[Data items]
-------
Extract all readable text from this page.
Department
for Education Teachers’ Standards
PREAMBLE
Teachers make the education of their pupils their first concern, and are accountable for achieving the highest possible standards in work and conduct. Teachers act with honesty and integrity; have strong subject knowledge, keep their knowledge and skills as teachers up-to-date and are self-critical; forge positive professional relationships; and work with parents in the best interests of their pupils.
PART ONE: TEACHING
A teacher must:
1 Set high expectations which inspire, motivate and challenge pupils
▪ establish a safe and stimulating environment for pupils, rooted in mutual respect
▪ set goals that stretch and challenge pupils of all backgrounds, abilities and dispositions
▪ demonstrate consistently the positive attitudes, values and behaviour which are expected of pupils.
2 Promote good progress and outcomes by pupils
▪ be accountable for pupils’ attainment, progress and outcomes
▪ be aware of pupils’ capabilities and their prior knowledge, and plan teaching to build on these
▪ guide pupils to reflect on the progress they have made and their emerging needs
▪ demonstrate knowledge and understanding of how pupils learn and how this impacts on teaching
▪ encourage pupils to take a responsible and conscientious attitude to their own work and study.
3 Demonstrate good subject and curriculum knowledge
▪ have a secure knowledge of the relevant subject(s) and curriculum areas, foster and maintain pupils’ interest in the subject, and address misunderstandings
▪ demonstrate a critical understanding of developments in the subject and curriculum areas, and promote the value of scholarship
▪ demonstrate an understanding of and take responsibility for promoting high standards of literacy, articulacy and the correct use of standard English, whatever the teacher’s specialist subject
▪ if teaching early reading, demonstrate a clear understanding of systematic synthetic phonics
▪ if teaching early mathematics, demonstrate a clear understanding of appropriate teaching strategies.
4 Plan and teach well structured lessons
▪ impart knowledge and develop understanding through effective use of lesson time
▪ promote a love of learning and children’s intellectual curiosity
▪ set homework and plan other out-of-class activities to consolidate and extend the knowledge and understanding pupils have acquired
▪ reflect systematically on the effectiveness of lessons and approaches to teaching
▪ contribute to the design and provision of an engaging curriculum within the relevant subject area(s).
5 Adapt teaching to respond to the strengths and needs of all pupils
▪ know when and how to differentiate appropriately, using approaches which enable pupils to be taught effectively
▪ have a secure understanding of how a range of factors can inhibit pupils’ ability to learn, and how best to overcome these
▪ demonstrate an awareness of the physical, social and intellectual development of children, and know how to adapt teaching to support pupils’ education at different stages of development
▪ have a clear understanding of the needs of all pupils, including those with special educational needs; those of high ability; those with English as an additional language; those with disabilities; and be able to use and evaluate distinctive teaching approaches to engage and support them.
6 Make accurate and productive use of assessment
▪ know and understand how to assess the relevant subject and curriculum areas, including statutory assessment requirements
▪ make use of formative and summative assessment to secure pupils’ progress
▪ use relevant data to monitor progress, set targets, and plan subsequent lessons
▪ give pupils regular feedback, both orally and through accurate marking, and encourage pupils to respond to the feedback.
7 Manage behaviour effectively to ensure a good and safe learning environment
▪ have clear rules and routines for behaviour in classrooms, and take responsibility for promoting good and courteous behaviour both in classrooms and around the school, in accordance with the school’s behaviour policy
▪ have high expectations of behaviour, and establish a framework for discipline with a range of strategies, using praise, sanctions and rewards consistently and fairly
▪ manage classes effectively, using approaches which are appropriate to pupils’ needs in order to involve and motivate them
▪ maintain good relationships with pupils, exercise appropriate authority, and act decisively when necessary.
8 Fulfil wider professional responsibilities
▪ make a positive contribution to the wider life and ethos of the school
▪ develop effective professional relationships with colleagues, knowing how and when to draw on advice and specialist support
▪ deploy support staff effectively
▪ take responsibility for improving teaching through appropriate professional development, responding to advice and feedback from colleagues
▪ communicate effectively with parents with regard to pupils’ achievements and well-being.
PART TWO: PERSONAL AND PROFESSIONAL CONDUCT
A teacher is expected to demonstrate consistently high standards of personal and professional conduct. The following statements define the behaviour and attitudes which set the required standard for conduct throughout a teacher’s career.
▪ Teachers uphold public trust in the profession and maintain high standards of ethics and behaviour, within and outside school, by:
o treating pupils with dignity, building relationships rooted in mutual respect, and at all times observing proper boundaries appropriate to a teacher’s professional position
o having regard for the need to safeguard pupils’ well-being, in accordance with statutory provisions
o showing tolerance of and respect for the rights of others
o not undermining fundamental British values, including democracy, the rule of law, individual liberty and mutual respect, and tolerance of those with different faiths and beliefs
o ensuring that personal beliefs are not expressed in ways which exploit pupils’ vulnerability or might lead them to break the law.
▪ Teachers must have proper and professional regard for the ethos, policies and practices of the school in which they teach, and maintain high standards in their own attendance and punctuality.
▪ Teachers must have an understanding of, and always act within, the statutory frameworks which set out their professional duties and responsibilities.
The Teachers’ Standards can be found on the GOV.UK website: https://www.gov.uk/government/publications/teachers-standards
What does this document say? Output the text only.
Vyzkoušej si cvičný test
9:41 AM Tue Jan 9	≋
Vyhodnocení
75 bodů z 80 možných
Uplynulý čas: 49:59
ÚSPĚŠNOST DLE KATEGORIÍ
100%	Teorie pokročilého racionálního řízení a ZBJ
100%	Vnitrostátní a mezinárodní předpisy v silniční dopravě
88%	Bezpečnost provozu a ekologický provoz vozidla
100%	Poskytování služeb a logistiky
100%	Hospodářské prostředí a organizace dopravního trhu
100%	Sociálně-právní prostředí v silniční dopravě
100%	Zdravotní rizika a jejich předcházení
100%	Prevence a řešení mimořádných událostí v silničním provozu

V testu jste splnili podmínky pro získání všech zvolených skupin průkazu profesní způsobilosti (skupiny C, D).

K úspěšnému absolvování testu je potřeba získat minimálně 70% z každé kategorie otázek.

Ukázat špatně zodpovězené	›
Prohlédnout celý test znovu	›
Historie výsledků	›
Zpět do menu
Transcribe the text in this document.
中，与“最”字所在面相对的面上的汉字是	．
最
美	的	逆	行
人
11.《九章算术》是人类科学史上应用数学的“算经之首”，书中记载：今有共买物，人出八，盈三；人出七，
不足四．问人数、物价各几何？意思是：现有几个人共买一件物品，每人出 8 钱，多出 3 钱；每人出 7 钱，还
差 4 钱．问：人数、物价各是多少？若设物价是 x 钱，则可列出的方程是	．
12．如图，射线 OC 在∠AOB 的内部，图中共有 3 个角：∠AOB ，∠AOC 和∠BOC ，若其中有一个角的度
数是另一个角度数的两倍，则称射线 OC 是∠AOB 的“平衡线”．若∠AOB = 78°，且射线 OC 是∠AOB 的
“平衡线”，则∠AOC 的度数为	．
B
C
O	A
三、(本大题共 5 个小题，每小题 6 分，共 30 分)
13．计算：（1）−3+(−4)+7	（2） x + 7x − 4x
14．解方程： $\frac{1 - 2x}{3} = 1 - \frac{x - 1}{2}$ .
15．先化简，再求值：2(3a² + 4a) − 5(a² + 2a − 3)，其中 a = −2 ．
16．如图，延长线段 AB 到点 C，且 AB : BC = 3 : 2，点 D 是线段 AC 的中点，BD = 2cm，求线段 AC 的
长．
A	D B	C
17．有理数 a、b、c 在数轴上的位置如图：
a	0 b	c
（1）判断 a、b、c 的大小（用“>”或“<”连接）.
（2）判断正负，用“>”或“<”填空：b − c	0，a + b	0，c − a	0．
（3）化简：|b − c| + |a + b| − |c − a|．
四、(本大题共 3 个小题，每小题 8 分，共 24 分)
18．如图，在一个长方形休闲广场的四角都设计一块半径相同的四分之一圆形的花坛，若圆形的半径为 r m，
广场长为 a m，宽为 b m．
-------
== Short exercise ==
Each line from the one containing "Transcribe the text in this document." to the end of the records should be echoed exactly, and no other line.

== The reply ==
Transcribe the text in this document.
中，与“最”字所在面相对的面上的汉字是	．
最
美	的	逆	行
人
11.《九章算术》是人类科学史上应用数学的“算经之首”，书中记载：今有共买物，人出八，盈三；人出七，
不足四．问人数、物价各几何？意思是：现有几个人共买一件物品，每人出 8 钱，多出 3 钱；每人出 7 钱，还
差 4 钱．问：人数、物价各是多少？若设物价是 x 钱，则可列出的方程是	．
12．如图，射线 OC 在∠AOB 的内部，图中共有 3 个角：∠AOB ，∠AOC 和∠BOC ，若其中有一个角的度
数是另一个角度数的两倍，则称射线 OC 是∠AOB 的“平衡线”．若∠AOB = 78°，且射线 OC 是∠AOB 的
“平衡线”，则∠AOC 的度数为	．
B
C
O	A
三、(本大题共 5 个小题，每小题 6 分，共 30 分)
13．计算：（1）−3+(−4)+7	（2） x + 7x − 4x
14．解方程： $\frac{1 - 2x}{3} = 1 - \frac{x - 1}{2}$ .
15．先化简，再求值：2(3a² + 4a) − 5(a² + 2a − 3)，其中 a = −2 ．
16．如图，延长线段 AB 到点 C，且 AB : BC = 3 : 2，点 D 是线段 AC 的中点，BD = 2cm，求线段 AC 的
长．
A	D B	C
17．有理数 a、b、c 在数轴上的位置如图：
a	0 b	c
（1）判断 a、b、c 的大小（用“>”或“<”连接）.
（2）判断正负，用“>”或“<”填空：b − c	0，a + b	0，c − a	0．
（3）化简：|b − c| + |a + b| − |c − a|．
四、(本大题共 3 个小题，每小题 8 分，共 24 分)
18．如图，在一个长方形休闲广场的四角都设计一块半径相同的四分之一圆形的花坛，若圆形的半径为 r m，
广场长为 a m，宽为 b m．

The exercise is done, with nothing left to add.